TASK OBJECTIVE:
Copy every line in the records below that contains the word "chili".

[Saved entries]
☆ ☆ ☆

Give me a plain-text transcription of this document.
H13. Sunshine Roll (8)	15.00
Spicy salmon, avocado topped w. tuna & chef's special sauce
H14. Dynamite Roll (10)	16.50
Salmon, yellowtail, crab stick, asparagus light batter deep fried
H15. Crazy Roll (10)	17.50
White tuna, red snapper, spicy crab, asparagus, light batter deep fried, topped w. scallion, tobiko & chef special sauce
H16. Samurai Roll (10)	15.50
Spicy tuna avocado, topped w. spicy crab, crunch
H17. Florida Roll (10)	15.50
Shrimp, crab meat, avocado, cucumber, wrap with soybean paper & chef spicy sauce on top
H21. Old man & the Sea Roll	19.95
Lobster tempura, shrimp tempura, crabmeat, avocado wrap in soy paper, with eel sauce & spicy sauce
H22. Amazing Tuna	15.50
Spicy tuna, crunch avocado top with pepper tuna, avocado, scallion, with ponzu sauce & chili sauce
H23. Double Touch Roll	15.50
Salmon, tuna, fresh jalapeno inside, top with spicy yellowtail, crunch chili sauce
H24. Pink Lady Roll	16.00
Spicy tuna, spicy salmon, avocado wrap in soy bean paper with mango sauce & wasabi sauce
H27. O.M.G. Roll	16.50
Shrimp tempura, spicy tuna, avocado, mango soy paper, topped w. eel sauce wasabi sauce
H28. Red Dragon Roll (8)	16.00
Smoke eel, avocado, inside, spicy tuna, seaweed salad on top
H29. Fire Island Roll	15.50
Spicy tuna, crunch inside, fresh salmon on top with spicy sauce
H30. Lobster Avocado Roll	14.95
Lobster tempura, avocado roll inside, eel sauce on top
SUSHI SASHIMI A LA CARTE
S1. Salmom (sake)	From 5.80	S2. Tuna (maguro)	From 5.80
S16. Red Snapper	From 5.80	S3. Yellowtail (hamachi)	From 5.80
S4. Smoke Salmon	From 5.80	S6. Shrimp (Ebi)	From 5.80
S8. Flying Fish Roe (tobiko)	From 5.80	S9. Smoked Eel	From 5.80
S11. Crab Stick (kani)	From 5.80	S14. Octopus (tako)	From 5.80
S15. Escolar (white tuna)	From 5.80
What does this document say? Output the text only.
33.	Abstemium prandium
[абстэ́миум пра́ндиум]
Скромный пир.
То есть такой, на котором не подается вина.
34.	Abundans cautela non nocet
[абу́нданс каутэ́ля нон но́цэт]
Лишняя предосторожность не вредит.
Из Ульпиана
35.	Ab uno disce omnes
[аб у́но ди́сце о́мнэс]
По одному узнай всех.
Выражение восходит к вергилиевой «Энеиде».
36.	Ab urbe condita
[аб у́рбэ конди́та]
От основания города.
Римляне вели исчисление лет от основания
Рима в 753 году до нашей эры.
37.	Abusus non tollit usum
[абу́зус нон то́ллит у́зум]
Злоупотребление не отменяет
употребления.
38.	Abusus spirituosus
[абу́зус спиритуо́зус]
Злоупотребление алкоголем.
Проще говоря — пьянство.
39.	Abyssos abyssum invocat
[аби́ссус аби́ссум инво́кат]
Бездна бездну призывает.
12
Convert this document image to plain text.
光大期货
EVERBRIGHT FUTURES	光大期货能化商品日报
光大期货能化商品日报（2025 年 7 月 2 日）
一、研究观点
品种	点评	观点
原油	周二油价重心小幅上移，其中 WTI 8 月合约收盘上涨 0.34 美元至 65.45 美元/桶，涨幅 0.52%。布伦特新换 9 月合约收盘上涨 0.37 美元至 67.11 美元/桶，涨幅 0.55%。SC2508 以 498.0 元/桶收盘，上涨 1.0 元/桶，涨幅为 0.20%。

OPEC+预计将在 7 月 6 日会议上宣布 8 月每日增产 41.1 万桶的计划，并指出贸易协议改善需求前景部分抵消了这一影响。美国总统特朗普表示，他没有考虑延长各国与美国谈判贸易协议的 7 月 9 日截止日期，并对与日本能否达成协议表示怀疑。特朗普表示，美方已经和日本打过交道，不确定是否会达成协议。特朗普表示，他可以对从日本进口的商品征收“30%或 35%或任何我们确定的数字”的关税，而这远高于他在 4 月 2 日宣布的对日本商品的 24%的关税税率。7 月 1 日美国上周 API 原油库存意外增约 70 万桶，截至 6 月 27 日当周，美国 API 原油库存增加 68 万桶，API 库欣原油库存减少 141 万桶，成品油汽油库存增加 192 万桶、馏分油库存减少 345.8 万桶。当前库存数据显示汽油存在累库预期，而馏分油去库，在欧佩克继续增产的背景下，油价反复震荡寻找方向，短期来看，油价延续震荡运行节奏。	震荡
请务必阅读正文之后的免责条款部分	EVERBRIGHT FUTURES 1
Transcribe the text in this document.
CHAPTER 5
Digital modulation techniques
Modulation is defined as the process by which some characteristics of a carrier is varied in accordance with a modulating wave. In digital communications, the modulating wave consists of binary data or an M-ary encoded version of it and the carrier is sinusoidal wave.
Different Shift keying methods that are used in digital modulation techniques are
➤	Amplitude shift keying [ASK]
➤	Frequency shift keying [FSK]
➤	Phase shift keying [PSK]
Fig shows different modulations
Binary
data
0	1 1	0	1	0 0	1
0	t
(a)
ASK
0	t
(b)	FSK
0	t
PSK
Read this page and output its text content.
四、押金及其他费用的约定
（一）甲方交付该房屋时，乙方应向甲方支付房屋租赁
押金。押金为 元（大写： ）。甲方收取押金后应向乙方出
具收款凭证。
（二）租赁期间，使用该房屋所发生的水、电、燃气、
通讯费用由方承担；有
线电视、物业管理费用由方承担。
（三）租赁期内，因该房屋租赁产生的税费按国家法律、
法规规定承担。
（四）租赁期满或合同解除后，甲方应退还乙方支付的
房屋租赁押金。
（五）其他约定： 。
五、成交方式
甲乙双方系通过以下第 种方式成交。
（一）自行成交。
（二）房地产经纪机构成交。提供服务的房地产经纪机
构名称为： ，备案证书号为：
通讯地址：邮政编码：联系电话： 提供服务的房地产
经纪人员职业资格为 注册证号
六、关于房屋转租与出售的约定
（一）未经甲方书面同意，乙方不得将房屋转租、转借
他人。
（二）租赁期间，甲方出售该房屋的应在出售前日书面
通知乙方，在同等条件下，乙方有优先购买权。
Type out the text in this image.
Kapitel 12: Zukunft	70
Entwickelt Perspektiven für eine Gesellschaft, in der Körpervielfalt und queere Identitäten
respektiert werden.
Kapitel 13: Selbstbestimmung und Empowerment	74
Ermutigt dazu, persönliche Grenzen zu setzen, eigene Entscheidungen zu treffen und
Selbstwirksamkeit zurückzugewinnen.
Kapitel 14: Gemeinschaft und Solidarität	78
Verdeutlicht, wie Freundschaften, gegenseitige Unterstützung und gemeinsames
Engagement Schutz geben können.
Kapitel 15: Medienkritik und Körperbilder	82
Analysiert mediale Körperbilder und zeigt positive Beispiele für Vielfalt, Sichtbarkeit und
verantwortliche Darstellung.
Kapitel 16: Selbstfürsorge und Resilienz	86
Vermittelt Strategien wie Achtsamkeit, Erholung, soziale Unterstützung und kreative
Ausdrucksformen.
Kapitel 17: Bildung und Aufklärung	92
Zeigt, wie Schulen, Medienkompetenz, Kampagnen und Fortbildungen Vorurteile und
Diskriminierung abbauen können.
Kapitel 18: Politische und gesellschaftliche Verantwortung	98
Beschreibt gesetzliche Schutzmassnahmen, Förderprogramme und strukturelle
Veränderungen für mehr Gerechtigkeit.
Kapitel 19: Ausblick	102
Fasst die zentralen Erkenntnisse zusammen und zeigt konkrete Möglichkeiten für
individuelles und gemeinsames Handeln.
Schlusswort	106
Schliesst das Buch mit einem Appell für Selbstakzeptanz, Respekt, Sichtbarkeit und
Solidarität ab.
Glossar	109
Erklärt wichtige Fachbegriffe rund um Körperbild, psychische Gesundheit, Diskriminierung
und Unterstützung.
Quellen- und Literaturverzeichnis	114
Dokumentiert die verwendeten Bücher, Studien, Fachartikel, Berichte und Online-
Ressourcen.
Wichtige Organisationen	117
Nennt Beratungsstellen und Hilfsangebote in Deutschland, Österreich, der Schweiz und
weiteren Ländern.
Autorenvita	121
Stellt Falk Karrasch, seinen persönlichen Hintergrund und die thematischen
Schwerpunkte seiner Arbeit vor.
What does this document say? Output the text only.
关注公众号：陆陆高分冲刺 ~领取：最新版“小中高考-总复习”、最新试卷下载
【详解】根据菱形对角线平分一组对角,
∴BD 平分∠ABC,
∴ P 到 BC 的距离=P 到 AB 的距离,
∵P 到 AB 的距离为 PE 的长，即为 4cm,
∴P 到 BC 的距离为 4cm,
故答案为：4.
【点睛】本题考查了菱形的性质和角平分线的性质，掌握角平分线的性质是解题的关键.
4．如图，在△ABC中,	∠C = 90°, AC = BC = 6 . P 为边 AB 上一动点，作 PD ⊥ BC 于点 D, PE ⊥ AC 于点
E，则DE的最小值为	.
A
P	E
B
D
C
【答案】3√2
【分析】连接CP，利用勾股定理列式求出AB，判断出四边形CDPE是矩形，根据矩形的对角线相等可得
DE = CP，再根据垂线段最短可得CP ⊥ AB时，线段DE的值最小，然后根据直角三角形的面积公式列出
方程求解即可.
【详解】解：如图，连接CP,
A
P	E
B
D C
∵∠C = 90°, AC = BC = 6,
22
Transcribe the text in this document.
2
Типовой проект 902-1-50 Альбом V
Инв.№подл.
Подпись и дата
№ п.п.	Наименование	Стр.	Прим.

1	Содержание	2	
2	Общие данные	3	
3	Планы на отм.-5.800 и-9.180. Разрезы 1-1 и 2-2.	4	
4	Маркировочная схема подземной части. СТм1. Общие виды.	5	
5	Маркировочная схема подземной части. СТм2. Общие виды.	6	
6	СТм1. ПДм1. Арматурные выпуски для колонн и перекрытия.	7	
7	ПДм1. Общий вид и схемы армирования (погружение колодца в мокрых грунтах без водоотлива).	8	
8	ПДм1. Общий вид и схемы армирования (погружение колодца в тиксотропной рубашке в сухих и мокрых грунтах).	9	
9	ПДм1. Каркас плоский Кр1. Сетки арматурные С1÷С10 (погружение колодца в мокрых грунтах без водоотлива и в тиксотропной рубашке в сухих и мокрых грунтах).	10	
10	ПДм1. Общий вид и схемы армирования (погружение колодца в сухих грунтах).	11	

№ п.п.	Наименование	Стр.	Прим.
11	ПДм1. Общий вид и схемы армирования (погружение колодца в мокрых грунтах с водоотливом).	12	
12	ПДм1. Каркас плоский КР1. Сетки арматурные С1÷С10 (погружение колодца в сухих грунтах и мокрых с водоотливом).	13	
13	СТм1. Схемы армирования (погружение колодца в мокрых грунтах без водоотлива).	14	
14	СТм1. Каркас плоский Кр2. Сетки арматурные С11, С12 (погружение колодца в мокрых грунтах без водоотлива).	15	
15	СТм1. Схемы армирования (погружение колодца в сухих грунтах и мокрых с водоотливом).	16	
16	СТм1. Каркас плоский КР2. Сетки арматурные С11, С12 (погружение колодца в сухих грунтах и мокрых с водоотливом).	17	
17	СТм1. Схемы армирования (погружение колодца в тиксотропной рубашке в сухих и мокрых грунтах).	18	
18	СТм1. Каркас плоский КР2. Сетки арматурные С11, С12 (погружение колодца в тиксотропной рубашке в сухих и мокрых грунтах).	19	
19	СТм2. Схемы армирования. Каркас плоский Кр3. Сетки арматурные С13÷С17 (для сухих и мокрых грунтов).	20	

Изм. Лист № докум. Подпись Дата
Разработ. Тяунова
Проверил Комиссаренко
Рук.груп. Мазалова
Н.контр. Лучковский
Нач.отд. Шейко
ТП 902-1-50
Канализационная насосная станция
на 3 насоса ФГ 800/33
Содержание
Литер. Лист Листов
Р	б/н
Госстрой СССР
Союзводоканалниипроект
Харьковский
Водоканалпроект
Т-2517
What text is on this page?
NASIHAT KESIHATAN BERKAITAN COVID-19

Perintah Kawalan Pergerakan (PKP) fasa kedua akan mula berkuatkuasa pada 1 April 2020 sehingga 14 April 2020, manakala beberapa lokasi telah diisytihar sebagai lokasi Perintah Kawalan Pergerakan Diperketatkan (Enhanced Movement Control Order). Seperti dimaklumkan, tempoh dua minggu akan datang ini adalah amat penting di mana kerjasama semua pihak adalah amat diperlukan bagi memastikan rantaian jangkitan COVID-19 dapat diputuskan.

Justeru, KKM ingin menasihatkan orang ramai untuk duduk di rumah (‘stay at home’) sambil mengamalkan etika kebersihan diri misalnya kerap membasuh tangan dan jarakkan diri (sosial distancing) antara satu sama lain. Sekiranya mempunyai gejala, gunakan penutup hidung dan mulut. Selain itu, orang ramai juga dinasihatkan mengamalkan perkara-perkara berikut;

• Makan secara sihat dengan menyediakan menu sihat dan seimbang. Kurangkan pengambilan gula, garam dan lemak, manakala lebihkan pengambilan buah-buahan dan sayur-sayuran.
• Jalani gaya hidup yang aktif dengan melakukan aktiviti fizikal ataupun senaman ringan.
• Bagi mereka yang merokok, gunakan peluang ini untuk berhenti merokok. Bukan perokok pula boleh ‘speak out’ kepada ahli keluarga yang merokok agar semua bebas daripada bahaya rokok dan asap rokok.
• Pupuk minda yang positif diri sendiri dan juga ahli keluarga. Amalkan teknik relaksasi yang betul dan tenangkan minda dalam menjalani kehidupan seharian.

☆ ☆ ☆

SOLUTION TO THE EXERCISE:
Spicy tuna, crunch avocado top with pepper tuna, avocado, scallion, with ponzu sauce & chili sauce
Salmon, tuna, fresh jalapeno inside, top with spicy yellowtail, crunch chili sauce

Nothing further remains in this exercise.